_TASK DIRECTIONS_.
What follows is a block of records; restate each one word for word.
>> start
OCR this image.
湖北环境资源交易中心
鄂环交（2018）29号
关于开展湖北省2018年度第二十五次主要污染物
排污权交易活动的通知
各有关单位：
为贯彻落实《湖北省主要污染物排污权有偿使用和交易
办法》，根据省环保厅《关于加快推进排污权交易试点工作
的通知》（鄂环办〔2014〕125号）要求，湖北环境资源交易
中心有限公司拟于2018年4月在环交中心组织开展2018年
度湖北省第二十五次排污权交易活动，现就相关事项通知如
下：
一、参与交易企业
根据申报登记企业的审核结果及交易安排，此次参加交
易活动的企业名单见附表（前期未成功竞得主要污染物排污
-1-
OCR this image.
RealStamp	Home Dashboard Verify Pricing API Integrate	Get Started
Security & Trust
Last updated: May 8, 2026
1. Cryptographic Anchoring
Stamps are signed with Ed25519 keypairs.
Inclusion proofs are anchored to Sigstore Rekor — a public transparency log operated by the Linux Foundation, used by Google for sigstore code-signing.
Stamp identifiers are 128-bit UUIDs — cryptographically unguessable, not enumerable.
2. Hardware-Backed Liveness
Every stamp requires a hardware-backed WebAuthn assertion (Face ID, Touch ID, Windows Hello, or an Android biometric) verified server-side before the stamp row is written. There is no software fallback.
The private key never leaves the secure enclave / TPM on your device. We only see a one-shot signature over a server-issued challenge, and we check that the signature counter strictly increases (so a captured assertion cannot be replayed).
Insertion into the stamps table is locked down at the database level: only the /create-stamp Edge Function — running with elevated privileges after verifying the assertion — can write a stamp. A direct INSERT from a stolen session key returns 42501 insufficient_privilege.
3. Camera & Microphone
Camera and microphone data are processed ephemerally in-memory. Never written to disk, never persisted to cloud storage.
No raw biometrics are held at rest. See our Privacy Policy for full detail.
>> end
_RESPONSE TO THIS TASK_.
OCR this image.
湖北环境资源交易中心
鄂环交（2018）29号
关于开展湖北省2018年度第二十五次主要污染物
排污权交易活动的通知
各有关单位：
为贯彻落实《湖北省主要污染物排污权有偿使用和交易
办法》，根据省环保厅《关于加快推进排污权交易试点工作
的通知》（鄂环办〔2014〕125号）要求，湖北环境资源交易
中心有限公司拟于2018年4月在环交中心组织开展2018年
度湖北省第二十五次排污权交易活动，现就相关事项通知如
下：
一、参与交易企业
根据申报登记企业的审核结果及交易安排，此次参加交
易活动的企业名单见附表（前期未成功竞得主要污染物排污
-1-
OCR this image.
RealStamp	Home Dashboard Verify Pricing API Integrate	Get Started
Security & Trust
Last updated: May 8, 2026
1. Cryptographic Anchoring
Stamps are signed with Ed25519 keypairs.
Inclusion proofs are anchored to Sigstore Rekor — a public transparency log operated by the Linux Foundation, used by Google for sigstore code-signing.
Stamp identifiers are 128-bit UUIDs — cryptographically unguessable, not enumerable.
2. Hardware-Backed Liveness
Every stamp requires a hardware-backed WebAuthn assertion (Face ID, Touch ID, Windows Hello, or an Android biometric) verified server-side before the stamp row is written. There is no software fallback.
The private key never leaves the secure enclave / TPM on your device. We only see a one-shot signature over a server-issued challenge, and we check that the signature counter strictly increases (so a captured assertion cannot be replayed).
Insertion into the stamps table is locked down at the database level: only the /create-stamp Edge Function — running with elevated privileges after verifying the assertion — can write a stamp. A direct INSERT from a stolen session key returns 42501 insufficient_privilege.
3. Camera & Microphone
Camera and microphone data are processed ephemerally in-memory. Never written to disk, never persisted to cloud storage.
No raw biometrics are held at rest. See our Privacy Policy for full detail.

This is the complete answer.